** START OF MATERIAL SHOWN **

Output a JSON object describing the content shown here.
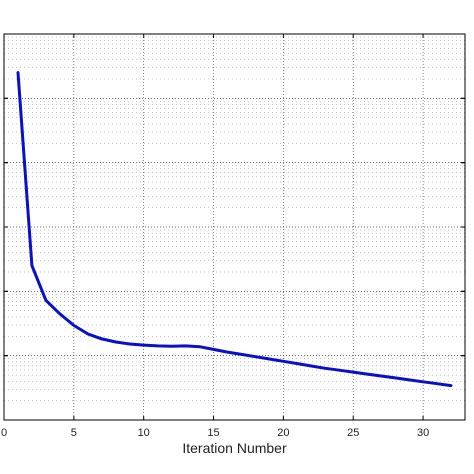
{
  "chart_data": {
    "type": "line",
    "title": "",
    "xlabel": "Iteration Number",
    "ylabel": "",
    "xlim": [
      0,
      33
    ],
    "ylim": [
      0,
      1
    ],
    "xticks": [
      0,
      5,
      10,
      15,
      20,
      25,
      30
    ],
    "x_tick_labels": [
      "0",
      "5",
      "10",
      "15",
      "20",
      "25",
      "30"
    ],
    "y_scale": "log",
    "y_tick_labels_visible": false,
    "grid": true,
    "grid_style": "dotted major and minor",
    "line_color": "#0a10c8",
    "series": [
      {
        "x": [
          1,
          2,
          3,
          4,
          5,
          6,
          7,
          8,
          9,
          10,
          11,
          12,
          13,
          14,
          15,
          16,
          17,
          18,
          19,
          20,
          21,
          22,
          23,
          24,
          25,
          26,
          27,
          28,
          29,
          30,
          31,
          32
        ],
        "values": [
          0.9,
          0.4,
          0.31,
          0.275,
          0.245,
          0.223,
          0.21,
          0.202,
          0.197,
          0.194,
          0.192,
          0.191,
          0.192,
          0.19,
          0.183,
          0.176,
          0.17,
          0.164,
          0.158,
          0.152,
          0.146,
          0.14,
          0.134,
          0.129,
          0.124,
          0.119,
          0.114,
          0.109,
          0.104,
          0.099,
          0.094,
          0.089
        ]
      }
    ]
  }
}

** END OF MATERIAL SHOWN **

• [REQUIREMENT]: Quote every line of the records above exactly; no picture is to be copied.

• [WRITTEN SOLUTION]:
Output a JSON object describing the content shown here.
{
  "chart_data": {
    "type": "line",
    "title": "",
    "xlabel": "Iteration Number",
    "ylabel": "",
    "xlim": [
      0,
      33
    ],
    "ylim": [
      0,
      1
    ],
    "xticks": [
      0,
      5,
      10,
      15,
      20,
      25,
      30
    ],
    "x_tick_labels": [
      "0",
      "5",
      "10",
      "15",
      "20",
      "25",
      "30"
    ],
    "y_scale": "log",
    "y_tick_labels_visible": false,
    "grid": true,
    "grid_style": "dotted major and minor",
    "line_color": "#0a10c8",
    "series": [
      {
        "x": [
          1,
          2,
          3,
          4,
          5,
          6,
          7,
          8,
          9,
          10,
          11,
          12,
          13,
          14,
          15,
          16,
          17,
          18,
          19,
          20,
          21,
          22,
          23,
          24,
          25,
          26,
          27,
          28,
          29,
          30,
          31,
          32
        ],
        "values": [
          0.9,
          0.4,
          0.31,
          0.275,
          0.245,
          0.223,
          0.21,
          0.202,
          0.197,
          0.194,
          0.192,
          0.191,
          0.192,
          0.19,
          0.183,
          0.176,
          0.17,
          0.164,
          0.158,
          0.152,
          0.146,
          0.14,
          0.134,
          0.129,
          0.124,
          0.119,
          0.114,
          0.109,
          0.104,
          0.099,
          0.094,
          0.089
        ]
      }
    ]
  }
}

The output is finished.